#### WHAT THE TASK ASKS
In the material below, repeat only the lines from the one that holds "Convert this document image to plain text." through the final line, exactly as they stand.
* Begin DATA FOR THE TASK *
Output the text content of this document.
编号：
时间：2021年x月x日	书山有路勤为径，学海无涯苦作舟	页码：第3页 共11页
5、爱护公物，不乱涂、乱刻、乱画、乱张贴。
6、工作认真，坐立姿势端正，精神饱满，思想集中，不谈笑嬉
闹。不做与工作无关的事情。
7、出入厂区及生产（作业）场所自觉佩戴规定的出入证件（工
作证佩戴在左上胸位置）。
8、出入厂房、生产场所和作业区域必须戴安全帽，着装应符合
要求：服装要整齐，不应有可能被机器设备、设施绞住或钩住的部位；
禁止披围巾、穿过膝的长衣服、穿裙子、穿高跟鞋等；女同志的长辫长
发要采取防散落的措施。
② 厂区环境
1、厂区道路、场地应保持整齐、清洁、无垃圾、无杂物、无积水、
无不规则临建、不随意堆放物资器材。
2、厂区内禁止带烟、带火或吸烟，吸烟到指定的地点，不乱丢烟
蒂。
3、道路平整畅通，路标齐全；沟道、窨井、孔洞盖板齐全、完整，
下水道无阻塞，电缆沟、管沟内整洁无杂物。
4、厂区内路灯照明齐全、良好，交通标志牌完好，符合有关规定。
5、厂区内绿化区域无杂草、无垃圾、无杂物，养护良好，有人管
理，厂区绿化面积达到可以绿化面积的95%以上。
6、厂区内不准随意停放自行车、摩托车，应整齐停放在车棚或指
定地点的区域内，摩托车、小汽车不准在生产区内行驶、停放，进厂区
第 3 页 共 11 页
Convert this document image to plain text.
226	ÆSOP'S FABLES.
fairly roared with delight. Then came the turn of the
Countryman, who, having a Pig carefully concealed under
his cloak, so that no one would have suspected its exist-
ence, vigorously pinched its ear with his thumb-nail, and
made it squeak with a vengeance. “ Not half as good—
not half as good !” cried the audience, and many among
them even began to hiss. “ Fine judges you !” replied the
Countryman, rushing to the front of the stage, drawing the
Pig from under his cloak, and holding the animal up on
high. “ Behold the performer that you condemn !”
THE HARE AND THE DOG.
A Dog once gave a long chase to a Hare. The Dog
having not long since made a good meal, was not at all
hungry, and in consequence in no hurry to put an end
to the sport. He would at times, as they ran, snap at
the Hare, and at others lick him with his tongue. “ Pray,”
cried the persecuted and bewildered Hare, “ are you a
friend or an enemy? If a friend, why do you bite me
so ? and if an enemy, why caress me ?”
* End DATA FOR THE TASK *
#### THE RESPONSE
Convert this document image to plain text.
226	ÆSOP'S FABLES.
fairly roared with delight. Then came the turn of the
Countryman, who, having a Pig carefully concealed under
his cloak, so that no one would have suspected its exist-
ence, vigorously pinched its ear with his thumb-nail, and
made it squeak with a vengeance. “ Not half as good—
not half as good !” cried the audience, and many among
them even began to hiss. “ Fine judges you !” replied the
Countryman, rushing to the front of the stage, drawing the
Pig from under his cloak, and holding the animal up on
high. “ Behold the performer that you condemn !”
THE HARE AND THE DOG.
A Dog once gave a long chase to a Hare. The Dog
having not long since made a good meal, was not at all
hungry, and in consequence in no hurry to put an end
to the sport. He would at times, as they ran, snap at
the Hare, and at others lick him with his tongue. “ Pray,”
cried the persecuted and bewildered Hare, “ are you a
friend or an enemy? If a friend, why do you bite me
so ? and if an enemy, why caress me ?”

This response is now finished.